## EXERCISE
Filter these entries so that only lines with the word "emit" remain.

** Start of ENTRIES SUPPLIED **

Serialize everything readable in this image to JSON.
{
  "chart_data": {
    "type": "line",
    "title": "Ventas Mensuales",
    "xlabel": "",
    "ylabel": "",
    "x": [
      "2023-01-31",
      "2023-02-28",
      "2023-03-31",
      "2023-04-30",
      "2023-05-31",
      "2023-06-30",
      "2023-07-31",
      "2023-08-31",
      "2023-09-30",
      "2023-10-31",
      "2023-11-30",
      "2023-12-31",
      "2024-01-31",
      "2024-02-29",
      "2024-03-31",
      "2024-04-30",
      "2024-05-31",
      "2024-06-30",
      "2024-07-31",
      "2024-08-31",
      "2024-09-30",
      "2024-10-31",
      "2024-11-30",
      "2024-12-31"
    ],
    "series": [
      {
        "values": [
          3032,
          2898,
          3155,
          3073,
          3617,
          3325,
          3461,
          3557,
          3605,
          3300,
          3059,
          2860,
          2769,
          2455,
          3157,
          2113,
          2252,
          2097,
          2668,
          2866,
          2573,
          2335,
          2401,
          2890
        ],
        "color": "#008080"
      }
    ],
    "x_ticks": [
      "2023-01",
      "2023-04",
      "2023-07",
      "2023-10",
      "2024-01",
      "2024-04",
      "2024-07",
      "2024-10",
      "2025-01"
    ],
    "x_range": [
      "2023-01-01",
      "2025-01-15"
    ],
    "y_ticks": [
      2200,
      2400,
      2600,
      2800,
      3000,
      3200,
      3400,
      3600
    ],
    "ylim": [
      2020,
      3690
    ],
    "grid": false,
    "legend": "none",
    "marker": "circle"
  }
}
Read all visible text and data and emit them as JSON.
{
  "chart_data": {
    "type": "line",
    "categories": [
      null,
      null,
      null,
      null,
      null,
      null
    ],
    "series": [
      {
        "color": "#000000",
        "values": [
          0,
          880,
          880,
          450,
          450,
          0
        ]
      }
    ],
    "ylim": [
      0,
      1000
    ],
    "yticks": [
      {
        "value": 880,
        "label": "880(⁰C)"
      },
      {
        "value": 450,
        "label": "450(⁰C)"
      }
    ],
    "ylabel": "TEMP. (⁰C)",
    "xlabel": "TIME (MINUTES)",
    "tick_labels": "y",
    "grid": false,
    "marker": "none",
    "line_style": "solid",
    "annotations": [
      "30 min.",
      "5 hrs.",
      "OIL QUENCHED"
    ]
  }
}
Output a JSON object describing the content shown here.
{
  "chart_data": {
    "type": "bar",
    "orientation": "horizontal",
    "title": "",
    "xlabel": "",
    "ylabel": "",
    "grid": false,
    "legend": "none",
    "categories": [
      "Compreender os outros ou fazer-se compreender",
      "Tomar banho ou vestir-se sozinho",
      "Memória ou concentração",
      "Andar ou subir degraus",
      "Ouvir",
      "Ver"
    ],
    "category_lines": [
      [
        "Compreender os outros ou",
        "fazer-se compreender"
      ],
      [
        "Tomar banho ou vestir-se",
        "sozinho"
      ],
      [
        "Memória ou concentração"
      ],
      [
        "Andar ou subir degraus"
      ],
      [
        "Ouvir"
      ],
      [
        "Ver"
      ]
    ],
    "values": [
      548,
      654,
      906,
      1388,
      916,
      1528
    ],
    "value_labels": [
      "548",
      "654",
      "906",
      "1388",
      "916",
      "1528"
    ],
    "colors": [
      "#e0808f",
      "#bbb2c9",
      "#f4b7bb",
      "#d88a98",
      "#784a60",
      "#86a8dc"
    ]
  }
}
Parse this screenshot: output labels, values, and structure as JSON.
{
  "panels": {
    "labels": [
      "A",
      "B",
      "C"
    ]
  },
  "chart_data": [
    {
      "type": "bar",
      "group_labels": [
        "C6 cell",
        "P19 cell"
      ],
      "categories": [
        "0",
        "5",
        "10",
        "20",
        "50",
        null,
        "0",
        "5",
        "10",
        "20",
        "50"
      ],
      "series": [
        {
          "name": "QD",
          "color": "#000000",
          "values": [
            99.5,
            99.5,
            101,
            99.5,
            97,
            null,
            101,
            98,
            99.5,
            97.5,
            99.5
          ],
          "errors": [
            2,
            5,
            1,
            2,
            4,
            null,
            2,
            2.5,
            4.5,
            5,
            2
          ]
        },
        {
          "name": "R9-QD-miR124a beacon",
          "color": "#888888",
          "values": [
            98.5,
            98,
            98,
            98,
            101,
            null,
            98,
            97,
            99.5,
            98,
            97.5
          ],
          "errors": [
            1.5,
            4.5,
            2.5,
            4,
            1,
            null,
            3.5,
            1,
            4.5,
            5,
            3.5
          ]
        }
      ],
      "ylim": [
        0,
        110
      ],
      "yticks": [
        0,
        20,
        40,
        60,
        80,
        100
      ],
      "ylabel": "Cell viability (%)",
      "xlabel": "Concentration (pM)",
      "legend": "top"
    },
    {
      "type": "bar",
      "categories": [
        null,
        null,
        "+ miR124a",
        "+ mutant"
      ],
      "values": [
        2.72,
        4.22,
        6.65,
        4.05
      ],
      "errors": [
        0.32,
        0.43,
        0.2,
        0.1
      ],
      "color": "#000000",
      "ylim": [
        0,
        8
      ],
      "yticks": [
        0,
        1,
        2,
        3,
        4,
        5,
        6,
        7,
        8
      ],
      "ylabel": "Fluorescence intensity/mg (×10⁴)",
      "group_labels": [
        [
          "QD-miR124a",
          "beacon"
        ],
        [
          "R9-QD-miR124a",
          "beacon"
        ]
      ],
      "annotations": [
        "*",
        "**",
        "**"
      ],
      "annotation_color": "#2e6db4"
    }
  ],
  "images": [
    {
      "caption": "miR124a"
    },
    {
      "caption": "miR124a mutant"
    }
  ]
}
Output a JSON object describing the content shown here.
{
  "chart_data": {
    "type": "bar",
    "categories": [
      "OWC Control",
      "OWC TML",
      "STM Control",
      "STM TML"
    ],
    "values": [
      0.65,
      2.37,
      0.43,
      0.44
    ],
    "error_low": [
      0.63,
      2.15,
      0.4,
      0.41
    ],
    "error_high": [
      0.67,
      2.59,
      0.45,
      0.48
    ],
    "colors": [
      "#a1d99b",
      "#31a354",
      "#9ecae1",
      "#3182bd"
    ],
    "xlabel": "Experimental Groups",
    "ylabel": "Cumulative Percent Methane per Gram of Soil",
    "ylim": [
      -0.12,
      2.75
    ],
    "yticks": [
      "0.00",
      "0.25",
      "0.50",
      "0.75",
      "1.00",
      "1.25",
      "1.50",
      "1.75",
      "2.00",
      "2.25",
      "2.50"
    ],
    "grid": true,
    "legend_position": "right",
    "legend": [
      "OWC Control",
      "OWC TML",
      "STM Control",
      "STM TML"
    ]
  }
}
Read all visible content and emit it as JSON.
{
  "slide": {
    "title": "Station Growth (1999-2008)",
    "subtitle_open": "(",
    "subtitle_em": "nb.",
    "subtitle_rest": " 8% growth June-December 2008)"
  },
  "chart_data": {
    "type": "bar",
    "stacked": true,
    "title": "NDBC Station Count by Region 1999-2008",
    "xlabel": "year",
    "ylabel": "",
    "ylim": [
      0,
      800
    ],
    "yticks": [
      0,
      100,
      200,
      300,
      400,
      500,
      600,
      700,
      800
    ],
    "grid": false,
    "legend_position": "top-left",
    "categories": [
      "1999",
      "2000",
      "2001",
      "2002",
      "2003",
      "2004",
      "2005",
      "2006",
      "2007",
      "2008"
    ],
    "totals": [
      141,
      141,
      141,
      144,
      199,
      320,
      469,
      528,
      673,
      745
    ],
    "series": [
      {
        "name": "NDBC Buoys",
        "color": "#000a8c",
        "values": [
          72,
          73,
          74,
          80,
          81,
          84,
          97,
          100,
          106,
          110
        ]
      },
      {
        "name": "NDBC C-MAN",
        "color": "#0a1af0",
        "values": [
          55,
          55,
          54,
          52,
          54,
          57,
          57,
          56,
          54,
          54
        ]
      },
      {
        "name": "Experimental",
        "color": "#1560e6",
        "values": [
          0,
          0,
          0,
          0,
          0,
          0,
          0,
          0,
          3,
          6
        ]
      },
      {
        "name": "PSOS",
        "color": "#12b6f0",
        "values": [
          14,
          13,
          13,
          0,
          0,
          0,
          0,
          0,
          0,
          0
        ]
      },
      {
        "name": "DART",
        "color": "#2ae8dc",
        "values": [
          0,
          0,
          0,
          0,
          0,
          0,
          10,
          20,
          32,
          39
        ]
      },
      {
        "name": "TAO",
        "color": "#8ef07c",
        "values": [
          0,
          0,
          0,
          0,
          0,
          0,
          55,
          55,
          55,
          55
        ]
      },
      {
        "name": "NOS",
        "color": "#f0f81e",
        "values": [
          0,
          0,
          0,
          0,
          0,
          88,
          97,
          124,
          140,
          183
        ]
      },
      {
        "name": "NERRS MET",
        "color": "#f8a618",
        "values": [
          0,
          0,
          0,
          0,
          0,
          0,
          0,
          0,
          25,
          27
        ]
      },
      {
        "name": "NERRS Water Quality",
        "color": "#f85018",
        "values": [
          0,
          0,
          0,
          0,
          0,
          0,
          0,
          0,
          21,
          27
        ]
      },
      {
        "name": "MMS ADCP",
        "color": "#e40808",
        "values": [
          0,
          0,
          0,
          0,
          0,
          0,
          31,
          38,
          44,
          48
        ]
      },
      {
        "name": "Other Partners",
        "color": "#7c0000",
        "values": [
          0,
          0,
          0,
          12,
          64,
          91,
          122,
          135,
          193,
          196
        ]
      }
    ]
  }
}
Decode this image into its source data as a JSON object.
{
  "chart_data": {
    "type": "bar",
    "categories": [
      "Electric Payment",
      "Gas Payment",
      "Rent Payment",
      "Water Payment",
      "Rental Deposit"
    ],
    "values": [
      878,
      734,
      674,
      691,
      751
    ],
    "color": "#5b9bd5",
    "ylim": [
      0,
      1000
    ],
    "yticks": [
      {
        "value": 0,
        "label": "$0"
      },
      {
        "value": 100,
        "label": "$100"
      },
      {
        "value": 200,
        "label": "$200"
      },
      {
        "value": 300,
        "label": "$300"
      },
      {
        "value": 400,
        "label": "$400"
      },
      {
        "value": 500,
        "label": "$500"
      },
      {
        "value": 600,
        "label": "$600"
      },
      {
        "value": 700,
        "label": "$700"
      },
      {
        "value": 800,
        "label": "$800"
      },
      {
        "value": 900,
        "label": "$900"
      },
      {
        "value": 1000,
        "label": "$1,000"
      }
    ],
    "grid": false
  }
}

** End of ENTRIES SUPPLIED **

## IN RESPONSE
Read all visible text and data and emit them as JSON.
Read all visible content and emit it as JSON.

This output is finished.